[EXERCISE INSTRUCTIONS] Give an exact copy of every line, leaving images out.

───── PROVIDED DATA ─────

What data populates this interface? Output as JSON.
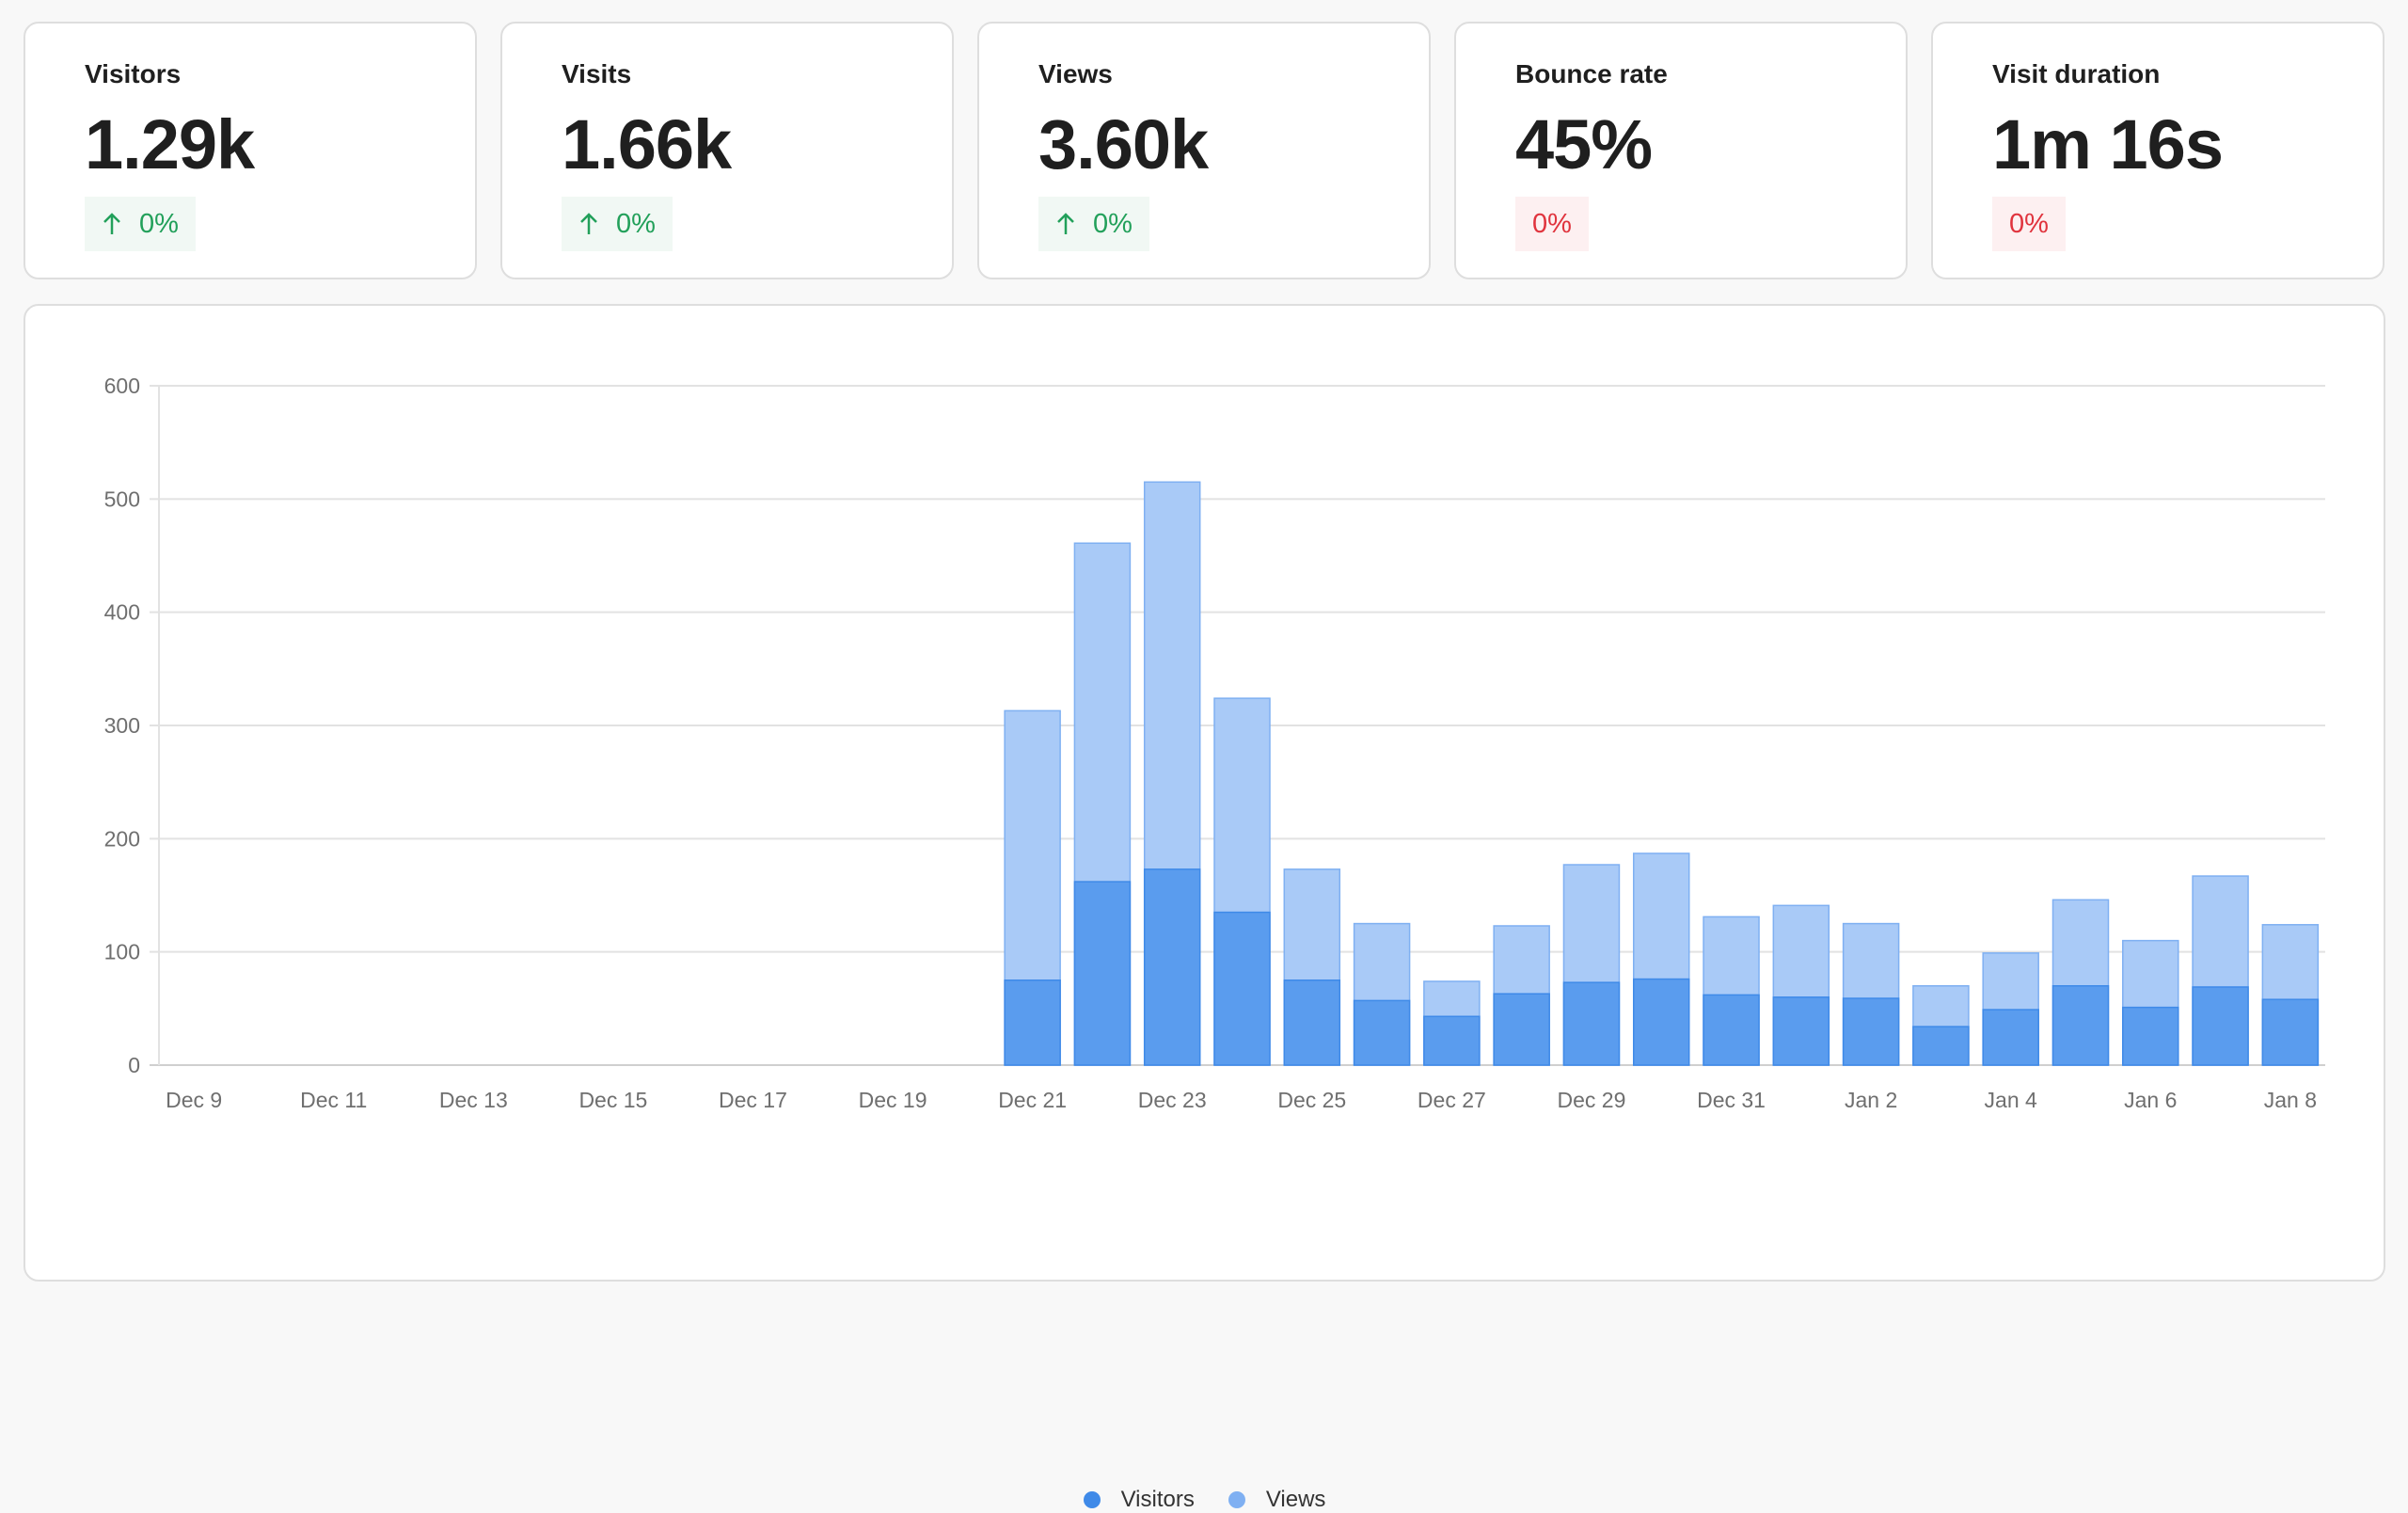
{
  "stats": [
    {
      "label": "Visitors",
      "value": "1.29k",
      "change": "0%",
      "trend": "up"
    },
    {
      "label": "Visits",
      "value": "1.66k",
      "change": "0%",
      "trend": "up"
    },
    {
      "label": "Views",
      "value": "3.60k",
      "change": "0%",
      "trend": "up"
    },
    {
      "label": "Bounce rate",
      "value": "45%",
      "change": "0%",
      "trend": "down"
    },
    {
      "label": "Visit duration",
      "value": "1m 16s",
      "change": "0%",
      "trend": "down"
    }
  ],
  "icons": {
    "up": "arrow-up-icon"
  },
  "colors": {
    "visitors": "#5a9cee",
    "views": "#a9caf7",
    "positive": "#22a05a",
    "negative": "#e0343e"
  },
  "chart_data": {
    "type": "bar",
    "overlap": true,
    "categories": [
      "Dec 9",
      "Dec 10",
      "Dec 11",
      "Dec 12",
      "Dec 13",
      "Dec 14",
      "Dec 15",
      "Dec 16",
      "Dec 17",
      "Dec 18",
      "Dec 19",
      "Dec 20",
      "Dec 21",
      "Dec 22",
      "Dec 23",
      "Dec 24",
      "Dec 25",
      "Dec 26",
      "Dec 27",
      "Dec 28",
      "Dec 29",
      "Dec 30",
      "Dec 31",
      "Jan 1",
      "Jan 2",
      "Jan 3",
      "Jan 4",
      "Jan 5",
      "Jan 6",
      "Jan 7",
      "Jan 8"
    ],
    "tick_labels": [
      "Dec 9",
      "Dec 11",
      "Dec 13",
      "Dec 15",
      "Dec 17",
      "Dec 19",
      "Dec 21",
      "Dec 23",
      "Dec 25",
      "Dec 27",
      "Dec 29",
      "Dec 31",
      "Jan 2",
      "Jan 4",
      "Jan 6",
      "Jan 8"
    ],
    "series": [
      {
        "name": "Views",
        "values": [
          0,
          0,
          0,
          0,
          0,
          0,
          0,
          0,
          0,
          0,
          0,
          0,
          313,
          461,
          515,
          324,
          173,
          125,
          74,
          123,
          177,
          187,
          131,
          141,
          125,
          70,
          99,
          146,
          110,
          167,
          124
        ]
      },
      {
        "name": "Visitors",
        "values": [
          0,
          0,
          0,
          0,
          0,
          0,
          0,
          0,
          0,
          0,
          0,
          0,
          75,
          162,
          173,
          135,
          75,
          57,
          43,
          63,
          73,
          76,
          62,
          60,
          59,
          34,
          49,
          70,
          51,
          69,
          58
        ]
      }
    ],
    "ylim": [
      0,
      600
    ],
    "yticks": [
      0,
      100,
      200,
      300,
      400,
      500,
      600
    ],
    "grid": true,
    "legend": "bottom-center"
  }
}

─────

[EXPECTED ANSWER]
What data populates this interface? Output as JSON.
{
  "stats": [
    {
      "label": "Visitors",
      "value": "1.29k",
      "change": "0%",
      "trend": "up"
    },
    {
      "label": "Visits",
      "value": "1.66k",
      "change": "0%",
      "trend": "up"
    },
    {
      "label": "Views",
      "value": "3.60k",
      "change": "0%",
      "trend": "up"
    },
    {
      "label": "Bounce rate",
      "value": "45%",
      "change": "0%",
      "trend": "down"
    },
    {
      "label": "Visit duration",
      "value": "1m 16s",
      "change": "0%",
      "trend": "down"
    }
  ],
  "icons": {
    "up": "arrow-up-icon"
  },
  "colors": {
    "visitors": "#5a9cee",
    "views": "#a9caf7",
    "positive": "#22a05a",
    "negative": "#e0343e"
  },
  "chart_data": {
    "type": "bar",
    "overlap": true,
    "categories": [
      "Dec 9",
      "Dec 10",
      "Dec 11",
      "Dec 12",
      "Dec 13",
      "Dec 14",
      "Dec 15",
      "Dec 16",
      "Dec 17",
      "Dec 18",
      "Dec 19",
      "Dec 20",
      "Dec 21",
      "Dec 22",
      "Dec 23",
      "Dec 24",
      "Dec 25",
      "Dec 26",
      "Dec 27",
      "Dec 28",
      "Dec 29",
      "Dec 30",
      "Dec 31",
      "Jan 1",
      "Jan 2",
      "Jan 3",
      "Jan 4",
      "Jan 5",
      "Jan 6",
      "Jan 7",
      "Jan 8"
    ],
    "tick_labels": [
      "Dec 9",
      "Dec 11",
      "Dec 13",
      "Dec 15",
      "Dec 17",
      "Dec 19",
      "Dec 21",
      "Dec 23",
      "Dec 25",
      "Dec 27",
      "Dec 29",
      "Dec 31",
      "Jan 2",
      "Jan 4",
      "Jan 6",
      "Jan 8"
    ],
    "series": [
      {
        "name": "Views",
        "values": [
          0,
          0,
          0,
          0,
          0,
          0,
          0,
          0,
          0,
          0,
          0,
          0,
          313,
          461,
          515,
          324,
          173,
          125,
          74,
          123,
          177,
          187,
          131,
          141,
          125,
          70,
          99,
          146,
          110,
          167,
          124
        ]
      },
      {
        "name": "Visitors",
        "values": [
          0,
          0,
          0,
          0,
          0,
          0,
          0,
          0,
          0,
          0,
          0,
          0,
          75,
          162,
          173,
          135,
          75,
          57,
          43,
          63,
          73,
          76,
          62,
          60,
          59,
          34,
          49,
          70,
          51,
          69,
          58
        ]
      }
    ],
    "ylim": [
      0,
      600
    ],
    "yticks": [
      0,
      100,
      200,
      300,
      400,
      500,
      600
    ],
    "grid": true,
    "legend": "bottom-center"
  }
}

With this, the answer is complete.